Goal:
Return all of the entries exactly as written.

━━━━

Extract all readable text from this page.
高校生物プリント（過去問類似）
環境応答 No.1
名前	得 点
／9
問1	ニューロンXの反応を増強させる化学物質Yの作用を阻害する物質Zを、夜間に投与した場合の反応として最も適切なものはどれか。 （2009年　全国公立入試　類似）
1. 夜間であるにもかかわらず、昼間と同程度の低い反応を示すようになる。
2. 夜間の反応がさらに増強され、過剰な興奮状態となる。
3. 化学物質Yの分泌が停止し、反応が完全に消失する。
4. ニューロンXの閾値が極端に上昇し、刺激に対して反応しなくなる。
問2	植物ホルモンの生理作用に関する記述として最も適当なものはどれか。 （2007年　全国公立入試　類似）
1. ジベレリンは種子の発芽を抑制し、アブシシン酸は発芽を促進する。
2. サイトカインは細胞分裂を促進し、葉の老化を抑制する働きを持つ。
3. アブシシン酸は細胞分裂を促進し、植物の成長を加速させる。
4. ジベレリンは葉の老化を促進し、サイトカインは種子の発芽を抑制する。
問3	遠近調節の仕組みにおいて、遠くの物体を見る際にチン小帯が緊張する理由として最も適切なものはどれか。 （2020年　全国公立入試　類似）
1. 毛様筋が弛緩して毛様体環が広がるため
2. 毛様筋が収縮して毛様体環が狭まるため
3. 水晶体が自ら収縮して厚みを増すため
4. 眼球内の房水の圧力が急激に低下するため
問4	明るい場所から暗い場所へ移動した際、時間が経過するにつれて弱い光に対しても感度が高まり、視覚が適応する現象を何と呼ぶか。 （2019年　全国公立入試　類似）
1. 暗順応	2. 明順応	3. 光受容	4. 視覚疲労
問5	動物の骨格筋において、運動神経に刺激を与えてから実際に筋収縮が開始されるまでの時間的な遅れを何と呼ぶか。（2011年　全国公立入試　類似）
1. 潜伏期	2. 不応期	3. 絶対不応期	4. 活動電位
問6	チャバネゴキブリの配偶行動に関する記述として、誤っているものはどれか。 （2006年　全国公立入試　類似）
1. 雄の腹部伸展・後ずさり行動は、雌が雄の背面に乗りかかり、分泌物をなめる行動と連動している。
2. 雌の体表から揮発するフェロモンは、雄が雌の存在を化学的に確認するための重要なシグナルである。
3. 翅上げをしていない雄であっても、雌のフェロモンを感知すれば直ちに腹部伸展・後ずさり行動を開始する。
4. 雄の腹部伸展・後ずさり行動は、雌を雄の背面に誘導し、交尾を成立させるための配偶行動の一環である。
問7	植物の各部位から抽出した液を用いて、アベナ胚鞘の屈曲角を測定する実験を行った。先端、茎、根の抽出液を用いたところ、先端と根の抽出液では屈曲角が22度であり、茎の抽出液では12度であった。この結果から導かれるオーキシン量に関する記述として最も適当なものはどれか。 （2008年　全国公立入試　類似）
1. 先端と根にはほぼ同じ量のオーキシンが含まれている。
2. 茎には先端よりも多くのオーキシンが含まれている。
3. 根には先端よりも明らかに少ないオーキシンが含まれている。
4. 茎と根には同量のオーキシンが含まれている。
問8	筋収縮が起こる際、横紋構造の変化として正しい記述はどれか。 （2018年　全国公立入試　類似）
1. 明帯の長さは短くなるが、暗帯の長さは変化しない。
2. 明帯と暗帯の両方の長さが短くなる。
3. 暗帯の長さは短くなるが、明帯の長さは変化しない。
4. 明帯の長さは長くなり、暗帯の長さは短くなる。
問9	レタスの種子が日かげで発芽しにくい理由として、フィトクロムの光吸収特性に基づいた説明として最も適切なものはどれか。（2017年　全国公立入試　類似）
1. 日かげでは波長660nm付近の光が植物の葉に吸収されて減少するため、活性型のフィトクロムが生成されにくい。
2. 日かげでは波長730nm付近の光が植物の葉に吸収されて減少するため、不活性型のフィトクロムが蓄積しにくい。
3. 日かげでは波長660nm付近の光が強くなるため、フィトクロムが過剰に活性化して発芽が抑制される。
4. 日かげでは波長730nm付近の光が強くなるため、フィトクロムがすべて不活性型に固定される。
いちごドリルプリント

━━━━

Response below:
Extract all readable text from this page.
高校生物プリント（過去問類似）
環境応答 No.1
名前	得 点
／9
問1	ニューロンXの反応を増強させる化学物質Yの作用を阻害する物質Zを、夜間に投与した場合の反応として最も適切なものはどれか。 （2009年　全国公立入試　類似）
1. 夜間であるにもかかわらず、昼間と同程度の低い反応を示すようになる。
2. 夜間の反応がさらに増強され、過剰な興奮状態となる。
3. 化学物質Yの分泌が停止し、反応が完全に消失する。
4. ニューロンXの閾値が極端に上昇し、刺激に対して反応しなくなる。
問2	植物ホルモンの生理作用に関する記述として最も適当なものはどれか。 （2007年　全国公立入試　類似）
1. ジベレリンは種子の発芽を抑制し、アブシシン酸は発芽を促進する。
2. サイトカインは細胞分裂を促進し、葉の老化を抑制する働きを持つ。
3. アブシシン酸は細胞分裂を促進し、植物の成長を加速させる。
4. ジベレリンは葉の老化を促進し、サイトカインは種子の発芽を抑制する。
問3	遠近調節の仕組みにおいて、遠くの物体を見る際にチン小帯が緊張する理由として最も適切なものはどれか。 （2020年　全国公立入試　類似）
1. 毛様筋が弛緩して毛様体環が広がるため
2. 毛様筋が収縮して毛様体環が狭まるため
3. 水晶体が自ら収縮して厚みを増すため
4. 眼球内の房水の圧力が急激に低下するため
問4	明るい場所から暗い場所へ移動した際、時間が経過するにつれて弱い光に対しても感度が高まり、視覚が適応する現象を何と呼ぶか。 （2019年　全国公立入試　類似）
1. 暗順応	2. 明順応	3. 光受容	4. 視覚疲労
問5	動物の骨格筋において、運動神経に刺激を与えてから実際に筋収縮が開始されるまでの時間的な遅れを何と呼ぶか。（2011年　全国公立入試　類似）
1. 潜伏期	2. 不応期	3. 絶対不応期	4. 活動電位
問6	チャバネゴキブリの配偶行動に関する記述として、誤っているものはどれか。 （2006年　全国公立入試　類似）
1. 雄の腹部伸展・後ずさり行動は、雌が雄の背面に乗りかかり、分泌物をなめる行動と連動している。
2. 雌の体表から揮発するフェロモンは、雄が雌の存在を化学的に確認するための重要なシグナルである。
3. 翅上げをしていない雄であっても、雌のフェロモンを感知すれば直ちに腹部伸展・後ずさり行動を開始する。
4. 雄の腹部伸展・後ずさり行動は、雌を雄の背面に誘導し、交尾を成立させるための配偶行動の一環である。
問7	植物の各部位から抽出した液を用いて、アベナ胚鞘の屈曲角を測定する実験を行った。先端、茎、根の抽出液を用いたところ、先端と根の抽出液では屈曲角が22度であり、茎の抽出液では12度であった。この結果から導かれるオーキシン量に関する記述として最も適当なものはどれか。 （2008年　全国公立入試　類似）
1. 先端と根にはほぼ同じ量のオーキシンが含まれている。
2. 茎には先端よりも多くのオーキシンが含まれている。
3. 根には先端よりも明らかに少ないオーキシンが含まれている。
4. 茎と根には同量のオーキシンが含まれている。
問8	筋収縮が起こる際、横紋構造の変化として正しい記述はどれか。 （2018年　全国公立入試　類似）
1. 明帯の長さは短くなるが、暗帯の長さは変化しない。
2. 明帯と暗帯の両方の長さが短くなる。
3. 暗帯の長さは短くなるが、明帯の長さは変化しない。
4. 明帯の長さは長くなり、暗帯の長さは短くなる。
問9	レタスの種子が日かげで発芽しにくい理由として、フィトクロムの光吸収特性に基づいた説明として最も適切なものはどれか。（2017年　全国公立入試　類似）
1. 日かげでは波長660nm付近の光が植物の葉に吸収されて減少するため、活性型のフィトクロムが生成されにくい。
2. 日かげでは波長730nm付近の光が植物の葉に吸収されて減少するため、不活性型のフィトクロムが蓄積しにくい。
3. 日かげでは波長660nm付近の光が強くなるため、フィトクロムが過剰に活性化して発芽が抑制される。
4. 日かげでは波長730nm付近の光が強くなるため、フィトクロムがすべて不活性型に固定される。
いちごドリルプリント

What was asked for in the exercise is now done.